Task
Can you print every record below exactly as written?

Data excerpts
□ □ □ □

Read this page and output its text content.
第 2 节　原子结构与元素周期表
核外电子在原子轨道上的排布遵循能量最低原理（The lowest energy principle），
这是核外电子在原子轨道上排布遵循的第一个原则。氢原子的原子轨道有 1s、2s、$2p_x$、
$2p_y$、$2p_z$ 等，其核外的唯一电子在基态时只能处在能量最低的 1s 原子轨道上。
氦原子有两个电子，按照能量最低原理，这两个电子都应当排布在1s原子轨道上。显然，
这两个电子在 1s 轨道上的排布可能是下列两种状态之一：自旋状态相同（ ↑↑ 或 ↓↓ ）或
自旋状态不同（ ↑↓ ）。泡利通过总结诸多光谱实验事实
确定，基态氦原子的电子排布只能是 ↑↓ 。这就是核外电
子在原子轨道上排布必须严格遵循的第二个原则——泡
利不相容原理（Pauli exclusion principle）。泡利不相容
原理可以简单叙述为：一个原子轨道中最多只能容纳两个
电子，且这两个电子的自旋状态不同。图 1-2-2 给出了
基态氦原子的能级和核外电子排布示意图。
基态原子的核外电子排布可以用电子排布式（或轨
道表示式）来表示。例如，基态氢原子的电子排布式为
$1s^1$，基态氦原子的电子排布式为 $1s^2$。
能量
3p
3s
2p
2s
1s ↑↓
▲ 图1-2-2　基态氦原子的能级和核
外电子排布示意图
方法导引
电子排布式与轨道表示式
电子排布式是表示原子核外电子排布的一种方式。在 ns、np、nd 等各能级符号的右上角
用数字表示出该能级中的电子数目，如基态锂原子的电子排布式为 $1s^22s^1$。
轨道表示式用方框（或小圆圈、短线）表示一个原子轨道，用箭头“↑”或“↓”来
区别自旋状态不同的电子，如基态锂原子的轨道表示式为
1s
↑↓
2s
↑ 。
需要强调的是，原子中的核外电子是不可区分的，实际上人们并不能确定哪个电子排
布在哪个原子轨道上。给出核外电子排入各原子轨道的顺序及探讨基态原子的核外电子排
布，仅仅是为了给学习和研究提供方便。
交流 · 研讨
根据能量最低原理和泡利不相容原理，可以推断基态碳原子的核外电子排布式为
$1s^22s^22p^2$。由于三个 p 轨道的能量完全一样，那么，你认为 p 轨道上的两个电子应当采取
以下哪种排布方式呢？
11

□ □ □ □

Reply to the exercise
Read this page and output its text content.
第 2 节　原子结构与元素周期表
核外电子在原子轨道上的排布遵循能量最低原理（The lowest energy principle），
这是核外电子在原子轨道上排布遵循的第一个原则。氢原子的原子轨道有 1s、2s、$2p_x$、
$2p_y$、$2p_z$ 等，其核外的唯一电子在基态时只能处在能量最低的 1s 原子轨道上。
氦原子有两个电子，按照能量最低原理，这两个电子都应当排布在1s原子轨道上。显然，
这两个电子在 1s 轨道上的排布可能是下列两种状态之一：自旋状态相同（ ↑↑ 或 ↓↓ ）或
自旋状态不同（ ↑↓ ）。泡利通过总结诸多光谱实验事实
确定，基态氦原子的电子排布只能是 ↑↓ 。这就是核外电
子在原子轨道上排布必须严格遵循的第二个原则——泡
利不相容原理（Pauli exclusion principle）。泡利不相容
原理可以简单叙述为：一个原子轨道中最多只能容纳两个
电子，且这两个电子的自旋状态不同。图 1-2-2 给出了
基态氦原子的能级和核外电子排布示意图。
基态原子的核外电子排布可以用电子排布式（或轨
道表示式）来表示。例如，基态氢原子的电子排布式为
$1s^1$，基态氦原子的电子排布式为 $1s^2$。
能量
3p
3s
2p
2s
1s ↑↓
▲ 图1-2-2　基态氦原子的能级和核
外电子排布示意图
方法导引
电子排布式与轨道表示式
电子排布式是表示原子核外电子排布的一种方式。在 ns、np、nd 等各能级符号的右上角
用数字表示出该能级中的电子数目，如基态锂原子的电子排布式为 $1s^22s^1$。
轨道表示式用方框（或小圆圈、短线）表示一个原子轨道，用箭头“↑”或“↓”来
区别自旋状态不同的电子，如基态锂原子的轨道表示式为
1s
↑↓
2s
↑ 。
需要强调的是，原子中的核外电子是不可区分的，实际上人们并不能确定哪个电子排
布在哪个原子轨道上。给出核外电子排入各原子轨道的顺序及探讨基态原子的核外电子排
布，仅仅是为了给学习和研究提供方便。
交流 · 研讨
根据能量最低原理和泡利不相容原理，可以推断基态碳原子的核外电子排布式为
$1s^22s^22p^2$。由于三个 p 轨道的能量完全一样，那么，你认为 p 轨道上的两个电子应当采取
以下哪种排布方式呢？
11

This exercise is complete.